Pick out the lines in the listing below that contain the word "Tháo" and copy them.

[Dataset excerpt]
++++

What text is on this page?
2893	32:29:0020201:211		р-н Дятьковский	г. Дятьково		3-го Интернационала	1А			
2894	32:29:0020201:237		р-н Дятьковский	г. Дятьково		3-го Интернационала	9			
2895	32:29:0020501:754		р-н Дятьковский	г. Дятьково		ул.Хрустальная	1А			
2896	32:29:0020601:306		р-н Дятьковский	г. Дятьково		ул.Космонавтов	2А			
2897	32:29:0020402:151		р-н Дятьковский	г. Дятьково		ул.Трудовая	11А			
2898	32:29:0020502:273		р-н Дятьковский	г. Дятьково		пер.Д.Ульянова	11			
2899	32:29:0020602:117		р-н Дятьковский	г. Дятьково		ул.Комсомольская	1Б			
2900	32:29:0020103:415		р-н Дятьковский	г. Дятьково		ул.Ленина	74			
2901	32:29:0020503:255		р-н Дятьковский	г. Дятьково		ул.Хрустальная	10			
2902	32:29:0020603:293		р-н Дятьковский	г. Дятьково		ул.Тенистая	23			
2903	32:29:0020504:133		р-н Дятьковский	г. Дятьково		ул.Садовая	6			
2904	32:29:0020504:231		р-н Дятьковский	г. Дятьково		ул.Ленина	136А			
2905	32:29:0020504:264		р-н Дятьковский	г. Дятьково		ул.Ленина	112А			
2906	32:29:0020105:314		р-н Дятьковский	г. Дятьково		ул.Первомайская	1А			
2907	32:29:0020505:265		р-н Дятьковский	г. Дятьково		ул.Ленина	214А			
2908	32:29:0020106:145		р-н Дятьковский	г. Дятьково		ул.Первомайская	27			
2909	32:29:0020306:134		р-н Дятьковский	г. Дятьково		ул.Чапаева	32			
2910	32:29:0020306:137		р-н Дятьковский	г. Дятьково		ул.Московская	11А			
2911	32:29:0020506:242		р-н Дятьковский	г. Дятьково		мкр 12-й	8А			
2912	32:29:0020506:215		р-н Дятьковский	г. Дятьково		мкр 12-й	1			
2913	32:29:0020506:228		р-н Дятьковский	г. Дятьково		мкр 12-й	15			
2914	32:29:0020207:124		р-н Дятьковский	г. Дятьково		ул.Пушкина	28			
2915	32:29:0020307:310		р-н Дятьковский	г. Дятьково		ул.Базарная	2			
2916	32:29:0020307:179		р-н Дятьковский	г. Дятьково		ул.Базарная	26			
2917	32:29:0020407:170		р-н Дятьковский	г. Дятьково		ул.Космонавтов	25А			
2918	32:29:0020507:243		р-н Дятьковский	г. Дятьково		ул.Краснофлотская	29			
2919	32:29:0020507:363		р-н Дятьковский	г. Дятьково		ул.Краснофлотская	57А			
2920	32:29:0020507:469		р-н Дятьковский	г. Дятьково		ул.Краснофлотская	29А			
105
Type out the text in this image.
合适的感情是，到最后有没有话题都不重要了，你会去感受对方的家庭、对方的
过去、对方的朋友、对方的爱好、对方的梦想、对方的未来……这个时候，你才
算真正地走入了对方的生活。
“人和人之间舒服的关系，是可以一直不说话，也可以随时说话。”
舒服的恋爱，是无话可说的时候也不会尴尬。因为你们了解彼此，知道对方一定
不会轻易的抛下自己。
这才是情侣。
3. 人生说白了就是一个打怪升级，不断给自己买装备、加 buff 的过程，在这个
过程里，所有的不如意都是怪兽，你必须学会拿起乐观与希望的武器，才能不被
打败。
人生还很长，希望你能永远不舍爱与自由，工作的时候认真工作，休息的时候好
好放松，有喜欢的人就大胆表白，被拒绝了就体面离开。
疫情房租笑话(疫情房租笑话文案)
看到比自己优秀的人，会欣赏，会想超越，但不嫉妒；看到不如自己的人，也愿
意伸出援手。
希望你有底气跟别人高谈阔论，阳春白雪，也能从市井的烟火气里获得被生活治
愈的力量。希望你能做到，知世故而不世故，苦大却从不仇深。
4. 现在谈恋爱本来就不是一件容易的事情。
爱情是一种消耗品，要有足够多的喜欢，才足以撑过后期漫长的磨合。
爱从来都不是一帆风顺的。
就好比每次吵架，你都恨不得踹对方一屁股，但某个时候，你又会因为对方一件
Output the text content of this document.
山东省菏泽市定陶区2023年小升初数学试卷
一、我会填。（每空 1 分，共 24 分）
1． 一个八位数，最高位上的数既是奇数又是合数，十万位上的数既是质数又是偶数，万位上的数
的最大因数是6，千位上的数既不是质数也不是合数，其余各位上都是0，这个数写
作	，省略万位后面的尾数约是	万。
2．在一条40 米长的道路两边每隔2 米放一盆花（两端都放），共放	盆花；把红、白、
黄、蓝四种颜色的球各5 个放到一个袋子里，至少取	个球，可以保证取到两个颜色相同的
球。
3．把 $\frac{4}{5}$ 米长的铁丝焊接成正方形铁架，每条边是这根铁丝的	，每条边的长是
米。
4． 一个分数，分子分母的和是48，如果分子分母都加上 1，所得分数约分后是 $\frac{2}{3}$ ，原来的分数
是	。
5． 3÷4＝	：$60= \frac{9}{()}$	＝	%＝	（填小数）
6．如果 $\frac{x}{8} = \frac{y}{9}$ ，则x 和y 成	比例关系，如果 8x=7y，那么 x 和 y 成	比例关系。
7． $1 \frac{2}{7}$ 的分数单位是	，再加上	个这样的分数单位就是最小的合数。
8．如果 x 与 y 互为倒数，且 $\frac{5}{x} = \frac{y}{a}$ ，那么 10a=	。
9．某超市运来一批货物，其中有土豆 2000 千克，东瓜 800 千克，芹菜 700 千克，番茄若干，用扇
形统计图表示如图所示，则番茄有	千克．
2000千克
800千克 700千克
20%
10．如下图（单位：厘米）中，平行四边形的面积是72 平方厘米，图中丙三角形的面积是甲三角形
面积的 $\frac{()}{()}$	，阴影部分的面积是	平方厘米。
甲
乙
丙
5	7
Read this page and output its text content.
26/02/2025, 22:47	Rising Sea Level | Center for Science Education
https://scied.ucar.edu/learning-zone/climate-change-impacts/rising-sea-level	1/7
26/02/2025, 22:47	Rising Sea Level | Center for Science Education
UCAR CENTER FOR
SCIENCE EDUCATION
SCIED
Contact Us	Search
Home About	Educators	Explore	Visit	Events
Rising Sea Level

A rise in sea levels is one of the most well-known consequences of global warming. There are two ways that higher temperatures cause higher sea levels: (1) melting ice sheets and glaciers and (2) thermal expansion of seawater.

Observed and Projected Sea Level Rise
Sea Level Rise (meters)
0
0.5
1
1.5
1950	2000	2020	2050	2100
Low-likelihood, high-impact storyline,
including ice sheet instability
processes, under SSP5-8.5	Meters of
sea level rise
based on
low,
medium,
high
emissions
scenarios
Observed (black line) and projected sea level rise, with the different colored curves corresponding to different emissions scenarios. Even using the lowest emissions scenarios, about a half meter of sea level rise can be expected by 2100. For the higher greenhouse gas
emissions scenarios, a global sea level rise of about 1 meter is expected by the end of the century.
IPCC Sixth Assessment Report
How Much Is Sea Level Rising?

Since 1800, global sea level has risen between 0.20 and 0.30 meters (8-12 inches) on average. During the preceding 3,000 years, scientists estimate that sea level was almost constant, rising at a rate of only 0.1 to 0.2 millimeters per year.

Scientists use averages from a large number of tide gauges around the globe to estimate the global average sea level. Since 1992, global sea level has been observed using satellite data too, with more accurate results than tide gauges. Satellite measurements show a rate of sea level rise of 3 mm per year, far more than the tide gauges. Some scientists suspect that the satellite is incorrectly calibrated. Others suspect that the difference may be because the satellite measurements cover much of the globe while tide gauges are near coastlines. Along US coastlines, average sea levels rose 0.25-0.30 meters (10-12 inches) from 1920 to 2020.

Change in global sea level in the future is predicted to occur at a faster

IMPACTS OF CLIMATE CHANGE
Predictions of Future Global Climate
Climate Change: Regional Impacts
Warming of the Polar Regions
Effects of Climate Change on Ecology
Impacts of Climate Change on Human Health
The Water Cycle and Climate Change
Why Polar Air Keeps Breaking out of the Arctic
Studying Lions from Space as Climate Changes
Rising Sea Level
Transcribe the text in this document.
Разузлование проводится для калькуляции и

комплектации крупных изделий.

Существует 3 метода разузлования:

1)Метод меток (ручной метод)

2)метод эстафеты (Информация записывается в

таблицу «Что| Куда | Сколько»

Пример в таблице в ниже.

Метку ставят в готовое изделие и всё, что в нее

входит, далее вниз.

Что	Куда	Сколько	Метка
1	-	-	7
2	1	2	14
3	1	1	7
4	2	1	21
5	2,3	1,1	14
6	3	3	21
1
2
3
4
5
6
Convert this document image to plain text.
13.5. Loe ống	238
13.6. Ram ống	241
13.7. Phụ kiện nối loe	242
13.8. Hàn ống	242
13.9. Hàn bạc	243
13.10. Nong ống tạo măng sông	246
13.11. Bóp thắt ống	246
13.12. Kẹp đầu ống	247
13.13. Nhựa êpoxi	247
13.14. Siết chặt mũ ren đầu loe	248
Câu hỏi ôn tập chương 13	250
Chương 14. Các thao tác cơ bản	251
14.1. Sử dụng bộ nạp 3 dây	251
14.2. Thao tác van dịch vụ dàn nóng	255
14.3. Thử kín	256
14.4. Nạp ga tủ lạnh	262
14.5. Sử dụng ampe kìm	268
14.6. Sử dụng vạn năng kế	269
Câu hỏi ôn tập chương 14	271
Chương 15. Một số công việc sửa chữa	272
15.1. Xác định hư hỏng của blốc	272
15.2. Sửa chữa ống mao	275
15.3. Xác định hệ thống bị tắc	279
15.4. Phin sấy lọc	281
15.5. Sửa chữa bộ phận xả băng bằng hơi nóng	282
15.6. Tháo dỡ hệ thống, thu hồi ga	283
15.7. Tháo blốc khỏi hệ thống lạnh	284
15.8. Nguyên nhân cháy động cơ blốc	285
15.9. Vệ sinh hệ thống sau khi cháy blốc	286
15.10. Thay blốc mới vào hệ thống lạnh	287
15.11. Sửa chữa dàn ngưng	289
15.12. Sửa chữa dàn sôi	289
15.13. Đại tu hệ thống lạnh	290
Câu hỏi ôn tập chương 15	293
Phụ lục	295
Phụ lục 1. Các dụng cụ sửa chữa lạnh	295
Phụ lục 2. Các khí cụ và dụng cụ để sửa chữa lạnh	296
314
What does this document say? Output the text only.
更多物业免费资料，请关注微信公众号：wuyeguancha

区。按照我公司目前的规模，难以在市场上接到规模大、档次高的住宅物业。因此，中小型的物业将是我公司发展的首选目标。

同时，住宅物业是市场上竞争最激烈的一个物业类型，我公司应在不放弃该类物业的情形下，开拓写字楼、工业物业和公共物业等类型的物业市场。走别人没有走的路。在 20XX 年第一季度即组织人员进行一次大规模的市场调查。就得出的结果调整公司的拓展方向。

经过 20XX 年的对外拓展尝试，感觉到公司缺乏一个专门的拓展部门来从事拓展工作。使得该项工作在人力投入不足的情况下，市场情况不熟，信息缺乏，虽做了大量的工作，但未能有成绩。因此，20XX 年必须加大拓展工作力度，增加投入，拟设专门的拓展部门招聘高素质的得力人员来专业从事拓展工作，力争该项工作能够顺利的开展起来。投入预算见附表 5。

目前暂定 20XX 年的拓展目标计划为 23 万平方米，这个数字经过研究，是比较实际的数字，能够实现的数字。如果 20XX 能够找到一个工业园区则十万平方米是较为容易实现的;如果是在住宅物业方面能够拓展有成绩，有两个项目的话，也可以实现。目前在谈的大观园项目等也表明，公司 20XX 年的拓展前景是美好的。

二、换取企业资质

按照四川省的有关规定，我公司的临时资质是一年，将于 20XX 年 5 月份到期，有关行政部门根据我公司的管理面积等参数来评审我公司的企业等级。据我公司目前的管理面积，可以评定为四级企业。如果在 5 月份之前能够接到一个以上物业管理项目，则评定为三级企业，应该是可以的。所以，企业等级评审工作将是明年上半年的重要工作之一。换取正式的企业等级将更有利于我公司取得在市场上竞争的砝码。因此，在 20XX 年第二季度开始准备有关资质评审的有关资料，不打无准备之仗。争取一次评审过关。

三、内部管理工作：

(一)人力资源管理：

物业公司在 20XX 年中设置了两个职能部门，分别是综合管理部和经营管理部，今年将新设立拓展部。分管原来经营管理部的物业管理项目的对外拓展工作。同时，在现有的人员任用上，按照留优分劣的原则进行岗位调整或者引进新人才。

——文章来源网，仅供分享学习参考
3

++++

SOLUTION BELOW:
15.6. Tháo dỡ hệ thống, thu hồi ga	283
15.7. Tháo blốc khỏi hệ thống lạnh	284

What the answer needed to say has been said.